Return all the data, word for word.

# start of RECORDS PROVIDED

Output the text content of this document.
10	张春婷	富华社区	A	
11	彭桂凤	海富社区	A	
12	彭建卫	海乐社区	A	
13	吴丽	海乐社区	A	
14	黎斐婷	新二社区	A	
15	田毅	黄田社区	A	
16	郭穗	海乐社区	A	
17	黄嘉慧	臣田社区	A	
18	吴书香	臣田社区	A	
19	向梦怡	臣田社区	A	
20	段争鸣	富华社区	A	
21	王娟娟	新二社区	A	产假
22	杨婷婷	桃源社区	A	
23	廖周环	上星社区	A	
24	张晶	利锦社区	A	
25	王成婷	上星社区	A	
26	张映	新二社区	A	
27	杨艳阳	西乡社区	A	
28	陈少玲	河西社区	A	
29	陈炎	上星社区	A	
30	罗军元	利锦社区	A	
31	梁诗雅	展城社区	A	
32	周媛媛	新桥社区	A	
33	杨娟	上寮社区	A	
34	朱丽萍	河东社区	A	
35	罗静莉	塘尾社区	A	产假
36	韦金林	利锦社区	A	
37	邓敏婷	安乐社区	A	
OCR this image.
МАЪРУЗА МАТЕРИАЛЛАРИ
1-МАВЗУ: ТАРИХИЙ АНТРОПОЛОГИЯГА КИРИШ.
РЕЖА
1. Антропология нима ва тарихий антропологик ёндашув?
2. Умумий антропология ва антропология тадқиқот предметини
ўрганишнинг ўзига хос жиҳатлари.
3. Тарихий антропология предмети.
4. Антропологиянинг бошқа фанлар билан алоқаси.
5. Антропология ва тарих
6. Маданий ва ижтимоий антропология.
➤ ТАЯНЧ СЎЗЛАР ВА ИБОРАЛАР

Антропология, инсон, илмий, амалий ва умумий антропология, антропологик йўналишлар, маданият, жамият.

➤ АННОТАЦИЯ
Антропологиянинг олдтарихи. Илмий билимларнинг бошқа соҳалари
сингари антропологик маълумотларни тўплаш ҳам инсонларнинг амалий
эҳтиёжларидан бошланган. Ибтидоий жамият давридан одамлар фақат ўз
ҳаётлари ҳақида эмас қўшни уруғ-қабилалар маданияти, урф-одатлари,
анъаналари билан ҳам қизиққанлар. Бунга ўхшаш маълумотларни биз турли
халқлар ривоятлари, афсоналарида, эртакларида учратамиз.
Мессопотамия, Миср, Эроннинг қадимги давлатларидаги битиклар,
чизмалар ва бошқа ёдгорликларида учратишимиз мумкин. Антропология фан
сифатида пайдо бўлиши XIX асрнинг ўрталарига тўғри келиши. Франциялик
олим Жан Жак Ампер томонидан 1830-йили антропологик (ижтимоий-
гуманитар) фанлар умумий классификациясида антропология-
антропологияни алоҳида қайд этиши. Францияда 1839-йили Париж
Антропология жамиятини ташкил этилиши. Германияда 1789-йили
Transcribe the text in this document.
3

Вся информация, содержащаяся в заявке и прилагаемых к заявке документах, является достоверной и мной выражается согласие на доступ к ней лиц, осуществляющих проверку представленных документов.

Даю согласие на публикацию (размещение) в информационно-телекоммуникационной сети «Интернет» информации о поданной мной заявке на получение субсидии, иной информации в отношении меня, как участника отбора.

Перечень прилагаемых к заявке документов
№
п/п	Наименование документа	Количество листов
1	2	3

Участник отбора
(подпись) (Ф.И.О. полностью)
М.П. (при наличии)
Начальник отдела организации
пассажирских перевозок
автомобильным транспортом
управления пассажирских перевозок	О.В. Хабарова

# end of RECORDS PROVIDED

» FINAL RESULT:
Output the text content of this document.
10	张春婷	富华社区	A	
11	彭桂凤	海富社区	A	
12	彭建卫	海乐社区	A	
13	吴丽	海乐社区	A	
14	黎斐婷	新二社区	A	
15	田毅	黄田社区	A	
16	郭穗	海乐社区	A	
17	黄嘉慧	臣田社区	A	
18	吴书香	臣田社区	A	
19	向梦怡	臣田社区	A	
20	段争鸣	富华社区	A	
21	王娟娟	新二社区	A	产假
22	杨婷婷	桃源社区	A	
23	廖周环	上星社区	A	
24	张晶	利锦社区	A	
25	王成婷	上星社区	A	
26	张映	新二社区	A	
27	杨艳阳	西乡社区	A	
28	陈少玲	河西社区	A	
29	陈炎	上星社区	A	
30	罗军元	利锦社区	A	
31	梁诗雅	展城社区	A	
32	周媛媛	新桥社区	A	
33	杨娟	上寮社区	A	
34	朱丽萍	河东社区	A	
35	罗静莉	塘尾社区	A	产假
36	韦金林	利锦社区	A	
37	邓敏婷	安乐社区	A	
OCR this image.
МАЪРУЗА МАТЕРИАЛЛАРИ
1-МАВЗУ: ТАРИХИЙ АНТРОПОЛОГИЯГА КИРИШ.
РЕЖА
1. Антропология нима ва тарихий антропологик ёндашув?
2. Умумий антропология ва антропология тадқиқот предметини
ўрганишнинг ўзига хос жиҳатлари.
3. Тарихий антропология предмети.
4. Антропологиянинг бошқа фанлар билан алоқаси.
5. Антропология ва тарих
6. Маданий ва ижтимоий антропология.
➤ ТАЯНЧ СЎЗЛАР ВА ИБОРАЛАР

Антропология, инсон, илмий, амалий ва умумий антропология, антропологик йўналишлар, маданият, жамият.

➤ АННОТАЦИЯ
Антропологиянинг олдтарихи. Илмий билимларнинг бошқа соҳалари
сингари антропологик маълумотларни тўплаш ҳам инсонларнинг амалий
эҳтиёжларидан бошланган. Ибтидоий жамият давридан одамлар фақат ўз
ҳаётлари ҳақида эмас қўшни уруғ-қабилалар маданияти, урф-одатлари,
анъаналари билан ҳам қизиққанлар. Бунга ўхшаш маълумотларни биз турли
халқлар ривоятлари, афсоналарида, эртакларида учратамиз.
Мессопотамия, Миср, Эроннинг қадимги давлатларидаги битиклар,
чизмалар ва бошқа ёдгорликларида учратишимиз мумкин. Антропология фан
сифатида пайдо бўлиши XIX асрнинг ўрталарига тўғри келиши. Франциялик
олим Жан Жак Ампер томонидан 1830-йили антропологик (ижтимоий-
гуманитар) фанлар умумий классификациясида антропология-
антропологияни алоҳида қайд этиши. Францияда 1839-йили Париж
Антропология жамиятини ташкил этилиши. Германияда 1789-йили
Transcribe the text in this document.
3

Вся информация, содержащаяся в заявке и прилагаемых к заявке документах, является достоверной и мной выражается согласие на доступ к ней лиц, осуществляющих проверку представленных документов.

Даю согласие на публикацию (размещение) в информационно-телекоммуникационной сети «Интернет» информации о поданной мной заявке на получение субсидии, иной информации в отношении меня, как участника отбора.

Перечень прилагаемых к заявке документов
№
п/п	Наименование документа	Количество листов
1	2	3

Участник отбора
(подпись) (Ф.И.О. полностью)
М.П. (при наличии)
Начальник отдела организации
пассажирских перевозок
автомобильным транспортом
управления пассажирских перевозок	О.В. Хабарова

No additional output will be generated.